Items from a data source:
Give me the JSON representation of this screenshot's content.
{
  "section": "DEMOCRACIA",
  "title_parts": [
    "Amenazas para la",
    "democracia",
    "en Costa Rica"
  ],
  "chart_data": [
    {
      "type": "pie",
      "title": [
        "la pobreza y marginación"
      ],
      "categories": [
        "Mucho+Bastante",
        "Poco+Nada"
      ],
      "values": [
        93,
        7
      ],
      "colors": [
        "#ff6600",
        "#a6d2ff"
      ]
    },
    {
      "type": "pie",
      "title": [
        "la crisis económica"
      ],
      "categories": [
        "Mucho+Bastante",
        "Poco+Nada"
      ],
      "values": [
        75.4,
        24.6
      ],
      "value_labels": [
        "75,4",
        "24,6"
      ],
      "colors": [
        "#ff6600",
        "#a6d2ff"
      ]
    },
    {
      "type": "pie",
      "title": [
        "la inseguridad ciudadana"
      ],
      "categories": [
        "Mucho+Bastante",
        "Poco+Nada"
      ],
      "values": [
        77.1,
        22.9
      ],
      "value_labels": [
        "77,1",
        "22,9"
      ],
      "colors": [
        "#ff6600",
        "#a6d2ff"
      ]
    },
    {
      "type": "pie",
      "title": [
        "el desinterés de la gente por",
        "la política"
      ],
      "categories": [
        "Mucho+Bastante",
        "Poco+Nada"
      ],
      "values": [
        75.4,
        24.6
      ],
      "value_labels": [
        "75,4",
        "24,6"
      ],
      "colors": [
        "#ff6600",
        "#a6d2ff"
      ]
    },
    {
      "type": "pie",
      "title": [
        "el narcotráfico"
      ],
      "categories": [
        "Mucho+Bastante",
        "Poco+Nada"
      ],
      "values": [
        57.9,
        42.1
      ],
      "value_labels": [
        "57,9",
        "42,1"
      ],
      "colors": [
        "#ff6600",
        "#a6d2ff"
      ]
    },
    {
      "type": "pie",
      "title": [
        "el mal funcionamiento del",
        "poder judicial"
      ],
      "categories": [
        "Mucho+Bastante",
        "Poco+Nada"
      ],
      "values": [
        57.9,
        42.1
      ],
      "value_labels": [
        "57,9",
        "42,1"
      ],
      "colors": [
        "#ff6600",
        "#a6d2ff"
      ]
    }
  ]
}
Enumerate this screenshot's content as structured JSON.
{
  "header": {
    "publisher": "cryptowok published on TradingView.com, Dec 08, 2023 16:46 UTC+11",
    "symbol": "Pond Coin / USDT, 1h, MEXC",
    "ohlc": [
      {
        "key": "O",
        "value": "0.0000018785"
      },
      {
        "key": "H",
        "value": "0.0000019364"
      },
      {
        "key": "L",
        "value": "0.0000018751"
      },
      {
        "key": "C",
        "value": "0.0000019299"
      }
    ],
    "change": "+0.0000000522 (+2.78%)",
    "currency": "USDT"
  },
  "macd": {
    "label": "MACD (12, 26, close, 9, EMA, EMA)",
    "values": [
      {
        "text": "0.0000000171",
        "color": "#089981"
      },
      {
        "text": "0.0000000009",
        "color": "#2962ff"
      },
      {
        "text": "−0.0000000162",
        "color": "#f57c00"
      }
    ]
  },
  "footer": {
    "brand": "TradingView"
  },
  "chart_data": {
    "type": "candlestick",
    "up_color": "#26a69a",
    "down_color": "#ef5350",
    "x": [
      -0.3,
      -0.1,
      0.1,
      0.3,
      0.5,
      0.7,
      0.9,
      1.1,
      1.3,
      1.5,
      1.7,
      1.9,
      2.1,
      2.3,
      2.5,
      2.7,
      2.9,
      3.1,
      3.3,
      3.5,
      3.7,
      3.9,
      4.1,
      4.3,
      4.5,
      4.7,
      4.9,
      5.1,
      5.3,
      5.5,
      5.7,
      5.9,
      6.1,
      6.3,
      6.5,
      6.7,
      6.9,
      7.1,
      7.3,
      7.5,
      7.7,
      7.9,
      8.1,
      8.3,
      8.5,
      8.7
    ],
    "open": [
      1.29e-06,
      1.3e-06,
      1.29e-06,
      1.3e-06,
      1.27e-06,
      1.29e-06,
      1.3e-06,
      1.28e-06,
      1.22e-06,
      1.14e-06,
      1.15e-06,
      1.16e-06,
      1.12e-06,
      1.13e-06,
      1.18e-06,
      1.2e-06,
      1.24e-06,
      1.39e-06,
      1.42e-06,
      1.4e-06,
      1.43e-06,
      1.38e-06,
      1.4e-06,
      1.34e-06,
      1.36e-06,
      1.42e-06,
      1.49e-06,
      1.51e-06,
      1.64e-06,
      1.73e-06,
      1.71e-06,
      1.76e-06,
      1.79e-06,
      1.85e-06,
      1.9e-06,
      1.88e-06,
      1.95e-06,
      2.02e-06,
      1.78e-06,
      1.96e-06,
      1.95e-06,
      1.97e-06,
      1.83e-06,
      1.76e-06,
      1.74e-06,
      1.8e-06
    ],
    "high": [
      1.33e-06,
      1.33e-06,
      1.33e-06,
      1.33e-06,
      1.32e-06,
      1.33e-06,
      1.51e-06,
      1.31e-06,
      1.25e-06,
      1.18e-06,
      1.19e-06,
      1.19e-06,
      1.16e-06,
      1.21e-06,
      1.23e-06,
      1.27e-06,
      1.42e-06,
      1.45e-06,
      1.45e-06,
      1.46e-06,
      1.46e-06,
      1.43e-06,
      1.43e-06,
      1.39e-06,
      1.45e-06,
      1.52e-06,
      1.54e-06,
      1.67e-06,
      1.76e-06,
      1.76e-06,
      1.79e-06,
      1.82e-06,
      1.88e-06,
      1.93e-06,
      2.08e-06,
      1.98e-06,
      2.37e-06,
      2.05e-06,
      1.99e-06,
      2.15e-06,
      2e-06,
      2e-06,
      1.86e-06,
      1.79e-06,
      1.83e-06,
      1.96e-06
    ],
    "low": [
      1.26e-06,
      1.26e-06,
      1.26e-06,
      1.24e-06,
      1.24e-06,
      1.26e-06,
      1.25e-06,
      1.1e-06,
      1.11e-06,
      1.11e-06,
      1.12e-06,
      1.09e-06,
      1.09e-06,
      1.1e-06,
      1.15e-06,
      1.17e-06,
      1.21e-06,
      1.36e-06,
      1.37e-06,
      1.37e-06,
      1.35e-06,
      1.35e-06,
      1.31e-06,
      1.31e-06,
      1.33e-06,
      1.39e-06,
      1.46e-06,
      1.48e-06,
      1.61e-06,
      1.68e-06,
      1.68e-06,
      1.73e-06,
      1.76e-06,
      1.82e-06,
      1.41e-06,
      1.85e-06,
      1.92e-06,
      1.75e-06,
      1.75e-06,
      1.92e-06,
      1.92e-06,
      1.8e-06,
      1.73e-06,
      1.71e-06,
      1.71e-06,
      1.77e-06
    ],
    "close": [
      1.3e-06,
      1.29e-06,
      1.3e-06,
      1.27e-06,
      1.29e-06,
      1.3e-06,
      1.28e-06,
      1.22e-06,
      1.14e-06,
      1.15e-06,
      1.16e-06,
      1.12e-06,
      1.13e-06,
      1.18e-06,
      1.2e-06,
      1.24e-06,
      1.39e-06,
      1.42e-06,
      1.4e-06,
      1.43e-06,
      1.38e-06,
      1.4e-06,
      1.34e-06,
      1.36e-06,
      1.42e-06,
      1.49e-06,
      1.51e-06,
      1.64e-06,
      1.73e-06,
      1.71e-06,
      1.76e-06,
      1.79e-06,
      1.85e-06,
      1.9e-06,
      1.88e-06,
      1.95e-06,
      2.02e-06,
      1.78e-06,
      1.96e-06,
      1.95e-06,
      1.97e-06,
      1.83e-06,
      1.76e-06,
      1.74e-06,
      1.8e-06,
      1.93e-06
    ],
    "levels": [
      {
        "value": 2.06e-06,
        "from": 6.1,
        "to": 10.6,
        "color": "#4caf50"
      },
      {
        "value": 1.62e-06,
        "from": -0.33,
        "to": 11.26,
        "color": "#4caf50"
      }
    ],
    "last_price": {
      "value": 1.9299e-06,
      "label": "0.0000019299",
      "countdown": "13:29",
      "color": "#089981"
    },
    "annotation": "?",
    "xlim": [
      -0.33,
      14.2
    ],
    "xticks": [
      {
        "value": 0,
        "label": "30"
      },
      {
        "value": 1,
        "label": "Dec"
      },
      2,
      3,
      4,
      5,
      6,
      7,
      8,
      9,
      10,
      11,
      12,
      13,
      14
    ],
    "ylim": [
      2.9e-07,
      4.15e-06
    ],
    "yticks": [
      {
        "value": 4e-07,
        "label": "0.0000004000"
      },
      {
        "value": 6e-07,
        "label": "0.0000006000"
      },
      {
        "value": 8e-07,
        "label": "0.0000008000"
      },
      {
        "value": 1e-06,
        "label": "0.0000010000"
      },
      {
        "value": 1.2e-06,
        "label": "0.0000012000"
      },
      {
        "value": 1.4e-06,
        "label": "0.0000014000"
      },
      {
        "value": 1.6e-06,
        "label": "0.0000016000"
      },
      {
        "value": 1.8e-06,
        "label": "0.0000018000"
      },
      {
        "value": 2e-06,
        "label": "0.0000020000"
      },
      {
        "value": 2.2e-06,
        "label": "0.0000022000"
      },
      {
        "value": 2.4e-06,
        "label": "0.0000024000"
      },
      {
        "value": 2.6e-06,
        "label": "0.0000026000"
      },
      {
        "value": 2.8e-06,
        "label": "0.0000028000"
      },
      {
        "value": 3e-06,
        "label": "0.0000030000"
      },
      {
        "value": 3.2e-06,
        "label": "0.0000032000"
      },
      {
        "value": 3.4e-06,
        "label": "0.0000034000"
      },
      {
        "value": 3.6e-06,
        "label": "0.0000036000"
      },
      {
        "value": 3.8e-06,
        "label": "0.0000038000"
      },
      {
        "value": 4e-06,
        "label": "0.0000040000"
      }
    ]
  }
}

* PROBLEM
Copy out the lines that hold "this".

* RESULT BELOW
Give me the JSON representation of this screenshot's content.
Enumerate this screenshot's content as structured JSON.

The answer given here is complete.